▶ Brano:
++++++++++++++++++++
Totò e quel calcio che ci piaceva tanto
Mar 23, 2024

Quella fra il calcio e gli italiani è una grande storia d’amore. Il calcio italiano ha una lunga e orgogliosa tradizione e un’immensa importanza nella cultura popolare del Belpaese. È la grande passione degli italiani che da sempre fanno scuola in questo sport che ha un largo seguito a livello mondiale. Una figura importante del calcio italiano e internazionale è quella di Salvatore Totò Vullo, un buon calciatore che ha contribuito a farci apprezzare e amare quel calcio che purtroppo oggi non c’è più. Salvatore Vullo è un allenatore di calcio ed ex calciatore italiano, nel ruolo di difensore. Ha giocato sette stagioni in Serie A, con le maglie del Torino, Bologna, Sampdoria, Avellino.

Da allenatore, ha ottenuto una promozione in Serie B con l’Avellino. Giuseppe Maurizio Piscopo ha pubblicato su “Siciliaonpress” una bella intervista a Vullo. Loro due sono nati nello stesso paese e nello stesso anno il 1953, ma hanno seguito sogni differenti.

Salvatore Vullo nel Palermo

Quando inizia la tua avventura nel mondo del calcio?

“La mia avventura calcistica inizia presto, sin dalla scuola elementare. Allora frequentavo l’Oratorio di Don Prisco nei primi anni ‘60 e la passione del pallone mi prese vedendo giocare nel campetto i calciatori della Chiaramontana allora prima squadra di Favara, lì giocavano i grandi Chirminisi Priolo, Valenti, Veneziano…”

Quali ricordi conservi delle grandi partite?

“La vita da professionista cominciò a Palermo, ero arrivato dal Ribera, dove avevo finito gli studi, la mia vita cambiò radicalmente e il calcio mi prese completamente. I ricordi sono scolpiti nella mia testa: dai compagni agli avversari, al presidente, il grande Renzo Barbera, la finale di Coppa Italia contro il Bologna di Savoldi e Bulgarella persa ai rigori”.

Poi Torino con il grande salto di categoria.

“Le emozioni si moltiplicarono, grandi squadre e grandi giocatori, avversari che sembravano inarrivabili, improvvisamente erano lì, Milan Inter, Juventus, Roma, Lazio, Fiorentina, Napoli…”
++++++++++++++++++++
▶ Parti dell'esercizio:
**1.** Secondo il brano, per quante stagioni Salvatore Vullo ha giocato in Serie A?
**2.** Riassuma in forma di elenco il paragrafo del brano che inizia con «Quella fra il calcio e gli italiani», conservandone i fatti principali.
**3.** Riporti fedelmente il tratto del brano che va da "Quella fra il" fino a "Bologna, Sampdoria, Avellino.".
Si faccia riferimento unicamente al brano.
++++++++++++++++++++
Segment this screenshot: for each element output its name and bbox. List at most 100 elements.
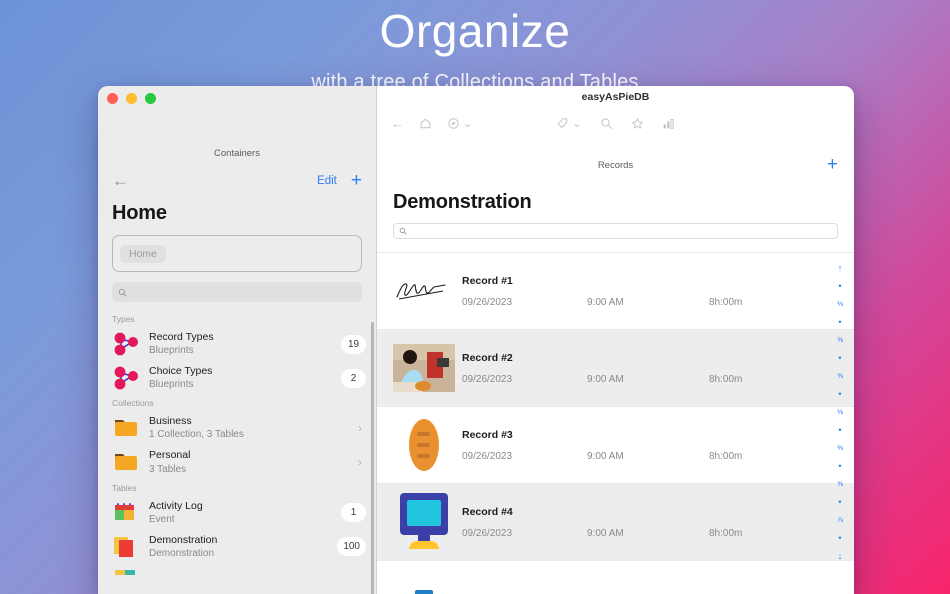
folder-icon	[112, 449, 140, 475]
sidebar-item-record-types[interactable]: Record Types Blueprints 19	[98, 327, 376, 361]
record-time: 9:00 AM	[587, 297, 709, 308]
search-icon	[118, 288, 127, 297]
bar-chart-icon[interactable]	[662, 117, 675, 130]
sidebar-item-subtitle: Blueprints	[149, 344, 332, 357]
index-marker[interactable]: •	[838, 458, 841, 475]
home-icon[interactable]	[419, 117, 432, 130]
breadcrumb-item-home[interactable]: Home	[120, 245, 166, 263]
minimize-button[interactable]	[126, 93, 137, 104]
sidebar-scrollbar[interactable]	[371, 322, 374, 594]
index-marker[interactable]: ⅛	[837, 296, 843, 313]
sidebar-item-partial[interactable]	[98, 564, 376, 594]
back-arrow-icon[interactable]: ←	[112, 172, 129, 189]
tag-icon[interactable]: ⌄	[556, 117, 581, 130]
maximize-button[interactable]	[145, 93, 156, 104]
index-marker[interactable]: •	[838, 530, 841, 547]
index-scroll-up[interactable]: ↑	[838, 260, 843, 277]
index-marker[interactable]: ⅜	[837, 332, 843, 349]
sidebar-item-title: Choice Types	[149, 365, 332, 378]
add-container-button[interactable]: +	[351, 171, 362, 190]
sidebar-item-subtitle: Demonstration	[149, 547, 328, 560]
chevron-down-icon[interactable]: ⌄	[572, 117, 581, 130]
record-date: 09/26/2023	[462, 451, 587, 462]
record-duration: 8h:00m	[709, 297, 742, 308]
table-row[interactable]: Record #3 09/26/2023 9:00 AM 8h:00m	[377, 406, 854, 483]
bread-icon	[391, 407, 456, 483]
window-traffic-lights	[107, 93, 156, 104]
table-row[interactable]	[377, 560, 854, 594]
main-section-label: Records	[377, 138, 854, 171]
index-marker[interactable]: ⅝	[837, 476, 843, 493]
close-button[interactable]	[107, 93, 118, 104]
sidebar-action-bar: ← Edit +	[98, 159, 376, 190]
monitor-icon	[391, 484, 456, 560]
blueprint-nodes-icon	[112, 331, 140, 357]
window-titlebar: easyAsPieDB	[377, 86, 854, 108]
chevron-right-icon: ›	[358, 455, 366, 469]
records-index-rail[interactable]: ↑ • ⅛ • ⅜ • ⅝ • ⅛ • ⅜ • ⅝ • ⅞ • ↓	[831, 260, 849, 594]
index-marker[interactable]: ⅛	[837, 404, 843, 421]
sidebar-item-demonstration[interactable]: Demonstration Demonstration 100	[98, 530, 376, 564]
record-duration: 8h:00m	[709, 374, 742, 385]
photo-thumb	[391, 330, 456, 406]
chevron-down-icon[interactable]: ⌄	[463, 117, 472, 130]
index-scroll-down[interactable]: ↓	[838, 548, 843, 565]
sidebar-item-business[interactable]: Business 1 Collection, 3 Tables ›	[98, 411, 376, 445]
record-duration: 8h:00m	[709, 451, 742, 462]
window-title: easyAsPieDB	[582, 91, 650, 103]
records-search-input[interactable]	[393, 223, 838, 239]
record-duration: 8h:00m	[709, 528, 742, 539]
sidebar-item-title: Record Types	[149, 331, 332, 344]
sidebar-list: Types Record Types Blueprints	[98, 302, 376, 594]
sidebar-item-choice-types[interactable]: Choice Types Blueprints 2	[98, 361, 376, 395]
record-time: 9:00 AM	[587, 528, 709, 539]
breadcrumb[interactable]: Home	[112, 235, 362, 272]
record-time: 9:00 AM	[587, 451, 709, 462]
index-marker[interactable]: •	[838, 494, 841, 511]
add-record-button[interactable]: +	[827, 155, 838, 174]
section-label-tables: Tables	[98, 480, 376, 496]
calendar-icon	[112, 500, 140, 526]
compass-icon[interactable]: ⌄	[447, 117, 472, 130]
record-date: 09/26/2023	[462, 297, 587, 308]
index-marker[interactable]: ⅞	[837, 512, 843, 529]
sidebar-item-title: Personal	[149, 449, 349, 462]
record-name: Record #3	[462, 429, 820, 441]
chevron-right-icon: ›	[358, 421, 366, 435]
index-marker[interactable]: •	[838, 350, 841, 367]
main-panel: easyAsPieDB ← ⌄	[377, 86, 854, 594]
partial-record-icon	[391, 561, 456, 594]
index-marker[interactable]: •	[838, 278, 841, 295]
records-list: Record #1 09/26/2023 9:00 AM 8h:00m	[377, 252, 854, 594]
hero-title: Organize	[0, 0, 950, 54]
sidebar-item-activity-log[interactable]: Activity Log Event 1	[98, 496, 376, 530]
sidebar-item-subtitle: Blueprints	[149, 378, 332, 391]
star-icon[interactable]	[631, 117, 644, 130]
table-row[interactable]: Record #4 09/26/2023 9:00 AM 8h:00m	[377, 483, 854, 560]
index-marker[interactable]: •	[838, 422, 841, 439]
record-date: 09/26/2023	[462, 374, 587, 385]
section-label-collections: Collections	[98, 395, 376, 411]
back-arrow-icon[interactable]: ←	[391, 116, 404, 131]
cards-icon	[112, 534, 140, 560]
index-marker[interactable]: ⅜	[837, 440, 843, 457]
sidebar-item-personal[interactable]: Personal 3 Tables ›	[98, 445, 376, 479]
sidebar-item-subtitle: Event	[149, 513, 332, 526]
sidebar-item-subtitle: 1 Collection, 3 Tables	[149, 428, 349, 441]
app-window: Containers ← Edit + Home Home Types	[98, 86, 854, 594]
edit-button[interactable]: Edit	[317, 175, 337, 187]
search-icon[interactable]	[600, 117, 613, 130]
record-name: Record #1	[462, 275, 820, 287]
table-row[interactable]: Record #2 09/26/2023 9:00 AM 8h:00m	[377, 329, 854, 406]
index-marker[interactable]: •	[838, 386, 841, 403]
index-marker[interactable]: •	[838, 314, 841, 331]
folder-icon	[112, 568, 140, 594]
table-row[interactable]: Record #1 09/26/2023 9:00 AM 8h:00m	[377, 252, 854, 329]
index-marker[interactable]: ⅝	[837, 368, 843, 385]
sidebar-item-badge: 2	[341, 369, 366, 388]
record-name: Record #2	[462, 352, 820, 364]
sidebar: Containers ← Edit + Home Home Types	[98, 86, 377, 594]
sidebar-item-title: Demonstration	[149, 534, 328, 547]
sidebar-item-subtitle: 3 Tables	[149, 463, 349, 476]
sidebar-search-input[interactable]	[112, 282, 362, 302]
++++++++++++++++++++
▶ Soluzioni:
**1.** Per sette stagioni.

**2.**
- Il calcio è una grande passione degli italiani e ha una lunga tradizione e un'immensa importanza nella cultura popolare.
- Salvatore "Totò" Vullo è una figura importante del calcio italiano e internazionale.
- È allenatore ed ex calciatore italiano, nel ruolo di difensore.
- Ha giocato sette stagioni in Serie A con Torino, Bologna, Sampdoria e Avellino.

**3.**
Quella fra il calcio e gli italiani è una grande storia d’amore. Il calcio italiano ha una lunga e orgogliosa tradizione e un’immensa importanza nella cultura popolare del Belpaese. È la grande passione degli italiani che da sempre fanno scuola in questo sport che ha un largo seguito a livello mondiale. Una figura importante del calcio italiano e internazionale è quella di Salvatore Totò Vullo, un buon calciatore che ha contribuito a farci apprezzare e amare quel calcio che purtroppo oggi non c’è più. Salvatore Vullo è un allenatore di calcio ed ex calciatore italiano, nel ruolo di difensore. Ha giocato sette stagioni in Serie A, con le maglie del Torino, Bologna, Sampdoria, Avellino.